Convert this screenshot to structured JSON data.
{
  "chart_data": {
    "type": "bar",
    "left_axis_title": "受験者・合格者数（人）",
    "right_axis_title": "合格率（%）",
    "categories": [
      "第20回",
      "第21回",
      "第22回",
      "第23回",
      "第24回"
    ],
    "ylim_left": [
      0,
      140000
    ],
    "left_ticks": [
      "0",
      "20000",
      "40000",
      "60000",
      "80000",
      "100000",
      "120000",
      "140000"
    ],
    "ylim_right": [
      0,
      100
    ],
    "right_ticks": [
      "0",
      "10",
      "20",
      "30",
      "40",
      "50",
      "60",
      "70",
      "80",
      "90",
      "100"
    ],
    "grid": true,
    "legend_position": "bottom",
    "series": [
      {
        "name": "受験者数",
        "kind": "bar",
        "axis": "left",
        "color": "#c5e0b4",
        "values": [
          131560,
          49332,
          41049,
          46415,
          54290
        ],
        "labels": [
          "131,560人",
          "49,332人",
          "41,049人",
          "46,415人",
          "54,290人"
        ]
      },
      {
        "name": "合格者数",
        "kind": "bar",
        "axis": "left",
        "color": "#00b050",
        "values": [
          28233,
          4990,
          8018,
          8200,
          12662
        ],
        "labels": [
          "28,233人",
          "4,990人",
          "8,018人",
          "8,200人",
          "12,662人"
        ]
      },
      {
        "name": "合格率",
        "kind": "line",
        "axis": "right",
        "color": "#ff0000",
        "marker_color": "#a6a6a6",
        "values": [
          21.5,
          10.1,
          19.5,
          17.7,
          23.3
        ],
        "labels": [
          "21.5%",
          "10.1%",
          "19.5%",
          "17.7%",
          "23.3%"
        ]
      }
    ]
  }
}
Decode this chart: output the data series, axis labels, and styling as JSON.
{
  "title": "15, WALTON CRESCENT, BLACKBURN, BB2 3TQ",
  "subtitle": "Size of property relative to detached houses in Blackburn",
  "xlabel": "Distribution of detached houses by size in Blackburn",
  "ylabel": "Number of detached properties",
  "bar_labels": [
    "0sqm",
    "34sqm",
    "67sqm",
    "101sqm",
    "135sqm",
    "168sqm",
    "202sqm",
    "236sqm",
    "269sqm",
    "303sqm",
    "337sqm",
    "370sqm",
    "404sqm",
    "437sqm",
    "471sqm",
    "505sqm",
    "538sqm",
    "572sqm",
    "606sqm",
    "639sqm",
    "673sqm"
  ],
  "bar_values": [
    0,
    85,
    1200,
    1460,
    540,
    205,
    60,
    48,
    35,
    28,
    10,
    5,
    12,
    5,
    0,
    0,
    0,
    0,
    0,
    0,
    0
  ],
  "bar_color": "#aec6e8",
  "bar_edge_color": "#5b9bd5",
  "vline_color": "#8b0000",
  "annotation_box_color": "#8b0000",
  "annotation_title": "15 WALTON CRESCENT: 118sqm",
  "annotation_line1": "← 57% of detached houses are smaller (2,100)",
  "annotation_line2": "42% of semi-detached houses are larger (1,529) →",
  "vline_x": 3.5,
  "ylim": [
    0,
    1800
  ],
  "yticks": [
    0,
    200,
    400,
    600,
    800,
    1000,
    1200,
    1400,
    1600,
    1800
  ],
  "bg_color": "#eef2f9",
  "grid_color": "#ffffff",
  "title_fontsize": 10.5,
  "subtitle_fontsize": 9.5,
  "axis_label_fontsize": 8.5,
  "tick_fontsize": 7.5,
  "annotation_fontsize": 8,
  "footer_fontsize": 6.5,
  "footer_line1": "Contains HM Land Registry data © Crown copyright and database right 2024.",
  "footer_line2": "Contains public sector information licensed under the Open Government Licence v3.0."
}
+---+
Look through the entries and find each line that has the string "Contains". Copy those lines.

* Written solution
  "footer_line1": "Contains HM Land Registry data © Crown copyright and database right 2024.",
  "footer_line2": "Contains public sector information licensed under the Open Government Licence v3.0."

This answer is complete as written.